**Set exercise:** Look for the word "Routine" in the entries below, then copy every line that has it.

**Materials provided:**
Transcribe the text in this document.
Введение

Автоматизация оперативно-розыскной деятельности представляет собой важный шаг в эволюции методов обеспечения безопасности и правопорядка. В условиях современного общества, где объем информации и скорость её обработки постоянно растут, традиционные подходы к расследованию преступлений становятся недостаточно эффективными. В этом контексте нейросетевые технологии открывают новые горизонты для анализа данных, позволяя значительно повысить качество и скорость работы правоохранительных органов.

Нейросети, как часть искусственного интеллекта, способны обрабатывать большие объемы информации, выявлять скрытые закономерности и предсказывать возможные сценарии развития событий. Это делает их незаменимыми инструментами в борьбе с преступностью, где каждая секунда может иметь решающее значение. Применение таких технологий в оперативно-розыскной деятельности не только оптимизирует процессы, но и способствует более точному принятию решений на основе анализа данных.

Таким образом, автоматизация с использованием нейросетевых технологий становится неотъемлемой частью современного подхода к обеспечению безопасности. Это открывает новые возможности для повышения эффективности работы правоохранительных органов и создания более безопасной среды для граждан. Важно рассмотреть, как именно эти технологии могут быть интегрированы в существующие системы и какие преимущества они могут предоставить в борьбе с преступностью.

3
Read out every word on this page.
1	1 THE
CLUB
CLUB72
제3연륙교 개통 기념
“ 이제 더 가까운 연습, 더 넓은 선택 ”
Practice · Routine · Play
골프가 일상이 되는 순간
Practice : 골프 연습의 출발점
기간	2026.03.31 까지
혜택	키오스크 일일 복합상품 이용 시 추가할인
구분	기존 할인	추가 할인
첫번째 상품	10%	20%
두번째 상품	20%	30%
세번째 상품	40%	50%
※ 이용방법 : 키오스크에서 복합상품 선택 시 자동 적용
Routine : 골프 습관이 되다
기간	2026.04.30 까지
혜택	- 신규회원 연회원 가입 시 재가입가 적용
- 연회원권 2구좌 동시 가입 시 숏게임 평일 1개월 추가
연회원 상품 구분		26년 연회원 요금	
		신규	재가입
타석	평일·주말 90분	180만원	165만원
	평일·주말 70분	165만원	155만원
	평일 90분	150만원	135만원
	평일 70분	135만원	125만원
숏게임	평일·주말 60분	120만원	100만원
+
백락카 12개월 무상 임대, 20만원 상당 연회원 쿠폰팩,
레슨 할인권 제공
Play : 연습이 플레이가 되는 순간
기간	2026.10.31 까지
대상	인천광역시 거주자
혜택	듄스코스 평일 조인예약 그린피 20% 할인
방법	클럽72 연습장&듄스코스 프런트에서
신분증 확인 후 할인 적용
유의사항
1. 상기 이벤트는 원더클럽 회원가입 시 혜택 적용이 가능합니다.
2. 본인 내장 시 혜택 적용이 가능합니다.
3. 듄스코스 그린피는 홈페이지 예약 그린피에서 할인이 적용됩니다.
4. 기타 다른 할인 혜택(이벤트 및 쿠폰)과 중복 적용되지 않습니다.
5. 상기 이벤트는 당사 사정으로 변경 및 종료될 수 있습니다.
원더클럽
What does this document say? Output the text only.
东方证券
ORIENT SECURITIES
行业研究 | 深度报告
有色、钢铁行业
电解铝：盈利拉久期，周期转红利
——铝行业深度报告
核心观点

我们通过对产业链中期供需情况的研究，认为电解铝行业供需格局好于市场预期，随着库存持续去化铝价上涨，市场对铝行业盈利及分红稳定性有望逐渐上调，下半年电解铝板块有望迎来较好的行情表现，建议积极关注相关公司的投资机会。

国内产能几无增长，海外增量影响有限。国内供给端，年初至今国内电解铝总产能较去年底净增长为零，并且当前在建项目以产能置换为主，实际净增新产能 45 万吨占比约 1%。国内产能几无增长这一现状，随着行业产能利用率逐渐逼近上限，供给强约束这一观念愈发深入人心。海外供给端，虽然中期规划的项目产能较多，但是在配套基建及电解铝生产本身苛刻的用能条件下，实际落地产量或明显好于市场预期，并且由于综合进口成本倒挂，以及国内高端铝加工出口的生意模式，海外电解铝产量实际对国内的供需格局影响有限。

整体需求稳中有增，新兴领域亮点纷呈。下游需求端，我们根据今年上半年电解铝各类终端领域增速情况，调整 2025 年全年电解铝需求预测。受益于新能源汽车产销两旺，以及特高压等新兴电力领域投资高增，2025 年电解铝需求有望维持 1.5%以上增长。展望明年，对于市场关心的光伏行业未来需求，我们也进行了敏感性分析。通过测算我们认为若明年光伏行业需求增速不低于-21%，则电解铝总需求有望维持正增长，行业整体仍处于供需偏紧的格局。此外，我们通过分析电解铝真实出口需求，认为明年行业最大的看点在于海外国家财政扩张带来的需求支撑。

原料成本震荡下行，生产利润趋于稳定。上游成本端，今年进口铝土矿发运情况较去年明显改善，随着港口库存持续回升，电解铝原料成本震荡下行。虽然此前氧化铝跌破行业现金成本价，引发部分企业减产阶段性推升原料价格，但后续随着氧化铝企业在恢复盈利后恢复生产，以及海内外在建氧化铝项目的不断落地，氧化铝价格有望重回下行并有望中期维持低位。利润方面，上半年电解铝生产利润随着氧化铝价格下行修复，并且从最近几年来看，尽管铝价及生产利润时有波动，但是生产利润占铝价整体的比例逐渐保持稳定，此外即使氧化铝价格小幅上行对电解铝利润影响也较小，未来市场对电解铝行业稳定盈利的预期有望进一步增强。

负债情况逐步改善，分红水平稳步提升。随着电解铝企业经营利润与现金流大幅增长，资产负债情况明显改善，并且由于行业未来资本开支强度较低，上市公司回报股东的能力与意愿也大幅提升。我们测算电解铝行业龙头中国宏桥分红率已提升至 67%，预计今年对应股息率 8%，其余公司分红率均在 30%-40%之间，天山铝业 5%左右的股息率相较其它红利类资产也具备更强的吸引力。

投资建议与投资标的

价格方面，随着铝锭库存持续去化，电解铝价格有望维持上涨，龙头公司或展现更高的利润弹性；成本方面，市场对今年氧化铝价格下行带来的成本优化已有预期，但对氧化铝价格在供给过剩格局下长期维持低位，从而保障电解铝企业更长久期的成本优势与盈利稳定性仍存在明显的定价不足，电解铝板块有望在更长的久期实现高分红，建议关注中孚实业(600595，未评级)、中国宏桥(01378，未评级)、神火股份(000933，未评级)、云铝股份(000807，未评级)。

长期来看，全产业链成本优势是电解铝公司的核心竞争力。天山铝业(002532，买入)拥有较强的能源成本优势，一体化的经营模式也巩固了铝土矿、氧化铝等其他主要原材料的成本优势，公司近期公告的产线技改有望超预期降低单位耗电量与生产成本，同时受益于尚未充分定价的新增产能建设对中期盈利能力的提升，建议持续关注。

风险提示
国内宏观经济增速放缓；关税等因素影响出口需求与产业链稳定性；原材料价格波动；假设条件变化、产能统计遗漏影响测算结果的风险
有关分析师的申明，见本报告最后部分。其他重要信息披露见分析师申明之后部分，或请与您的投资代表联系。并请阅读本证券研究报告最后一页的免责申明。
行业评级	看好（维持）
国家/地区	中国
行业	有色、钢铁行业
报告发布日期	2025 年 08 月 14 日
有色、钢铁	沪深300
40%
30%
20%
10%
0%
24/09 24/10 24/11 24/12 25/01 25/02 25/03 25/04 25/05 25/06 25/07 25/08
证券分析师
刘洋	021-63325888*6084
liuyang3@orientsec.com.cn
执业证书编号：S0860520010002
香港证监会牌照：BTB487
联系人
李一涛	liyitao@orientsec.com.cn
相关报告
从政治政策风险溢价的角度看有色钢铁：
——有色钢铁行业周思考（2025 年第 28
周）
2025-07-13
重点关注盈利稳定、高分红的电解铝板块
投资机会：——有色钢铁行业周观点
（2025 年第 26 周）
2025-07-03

**Result for this task:**
Practice · Routine · Play
Routine : 골프 습관이 되다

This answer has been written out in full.